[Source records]
########################################

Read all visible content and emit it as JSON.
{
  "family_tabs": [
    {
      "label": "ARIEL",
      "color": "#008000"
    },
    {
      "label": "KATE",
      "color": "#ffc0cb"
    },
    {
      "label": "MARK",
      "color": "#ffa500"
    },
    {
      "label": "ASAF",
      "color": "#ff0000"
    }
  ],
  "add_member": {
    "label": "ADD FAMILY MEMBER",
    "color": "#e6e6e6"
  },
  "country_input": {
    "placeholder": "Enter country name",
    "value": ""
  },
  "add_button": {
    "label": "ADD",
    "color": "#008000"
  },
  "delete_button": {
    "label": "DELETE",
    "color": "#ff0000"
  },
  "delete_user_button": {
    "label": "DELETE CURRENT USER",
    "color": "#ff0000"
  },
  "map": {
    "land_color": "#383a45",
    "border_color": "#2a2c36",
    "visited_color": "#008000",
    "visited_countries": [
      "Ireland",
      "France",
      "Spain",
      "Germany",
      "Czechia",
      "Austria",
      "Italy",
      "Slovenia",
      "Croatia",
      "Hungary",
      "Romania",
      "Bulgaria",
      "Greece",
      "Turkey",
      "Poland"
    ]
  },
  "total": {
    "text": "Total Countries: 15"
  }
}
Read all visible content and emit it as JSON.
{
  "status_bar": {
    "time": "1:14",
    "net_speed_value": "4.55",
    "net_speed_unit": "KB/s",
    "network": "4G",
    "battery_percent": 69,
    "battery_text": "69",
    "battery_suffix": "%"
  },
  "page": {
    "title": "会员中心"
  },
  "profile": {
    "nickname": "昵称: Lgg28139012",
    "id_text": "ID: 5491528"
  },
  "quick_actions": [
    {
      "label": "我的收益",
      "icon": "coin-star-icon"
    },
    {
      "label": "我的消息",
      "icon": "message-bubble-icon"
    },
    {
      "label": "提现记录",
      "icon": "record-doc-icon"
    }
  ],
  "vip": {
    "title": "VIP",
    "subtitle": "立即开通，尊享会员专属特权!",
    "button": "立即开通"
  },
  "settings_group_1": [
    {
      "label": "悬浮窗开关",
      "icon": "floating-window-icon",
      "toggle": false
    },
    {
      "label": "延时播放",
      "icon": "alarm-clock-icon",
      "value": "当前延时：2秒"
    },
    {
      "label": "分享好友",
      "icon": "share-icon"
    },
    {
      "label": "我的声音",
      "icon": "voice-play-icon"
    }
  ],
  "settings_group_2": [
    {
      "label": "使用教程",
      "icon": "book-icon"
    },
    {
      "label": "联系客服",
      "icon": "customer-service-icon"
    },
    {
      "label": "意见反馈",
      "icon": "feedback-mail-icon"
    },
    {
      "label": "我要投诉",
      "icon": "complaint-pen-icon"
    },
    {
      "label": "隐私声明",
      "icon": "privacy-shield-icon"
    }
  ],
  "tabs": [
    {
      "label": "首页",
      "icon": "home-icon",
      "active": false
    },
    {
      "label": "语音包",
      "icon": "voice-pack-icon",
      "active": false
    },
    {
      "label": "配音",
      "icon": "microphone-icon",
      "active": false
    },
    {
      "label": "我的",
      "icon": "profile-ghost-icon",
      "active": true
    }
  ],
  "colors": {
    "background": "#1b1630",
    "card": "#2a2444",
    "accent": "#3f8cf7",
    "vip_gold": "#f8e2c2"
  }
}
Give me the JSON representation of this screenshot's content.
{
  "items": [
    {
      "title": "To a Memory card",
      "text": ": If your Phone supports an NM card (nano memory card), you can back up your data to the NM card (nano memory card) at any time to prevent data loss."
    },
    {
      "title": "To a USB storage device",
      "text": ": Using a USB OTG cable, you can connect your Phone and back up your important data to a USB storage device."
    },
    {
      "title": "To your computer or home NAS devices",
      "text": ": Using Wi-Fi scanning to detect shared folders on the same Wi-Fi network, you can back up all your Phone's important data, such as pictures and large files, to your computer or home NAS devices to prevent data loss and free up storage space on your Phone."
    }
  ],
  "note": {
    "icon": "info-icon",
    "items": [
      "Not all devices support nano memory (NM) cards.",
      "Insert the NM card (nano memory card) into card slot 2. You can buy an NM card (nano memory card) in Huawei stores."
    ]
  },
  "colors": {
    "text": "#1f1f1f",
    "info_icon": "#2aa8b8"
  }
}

########################################

:: Exercise directions ::
Tally the lines of the data that contain the string "nano" and report the total alone.

:: Written answer ::
3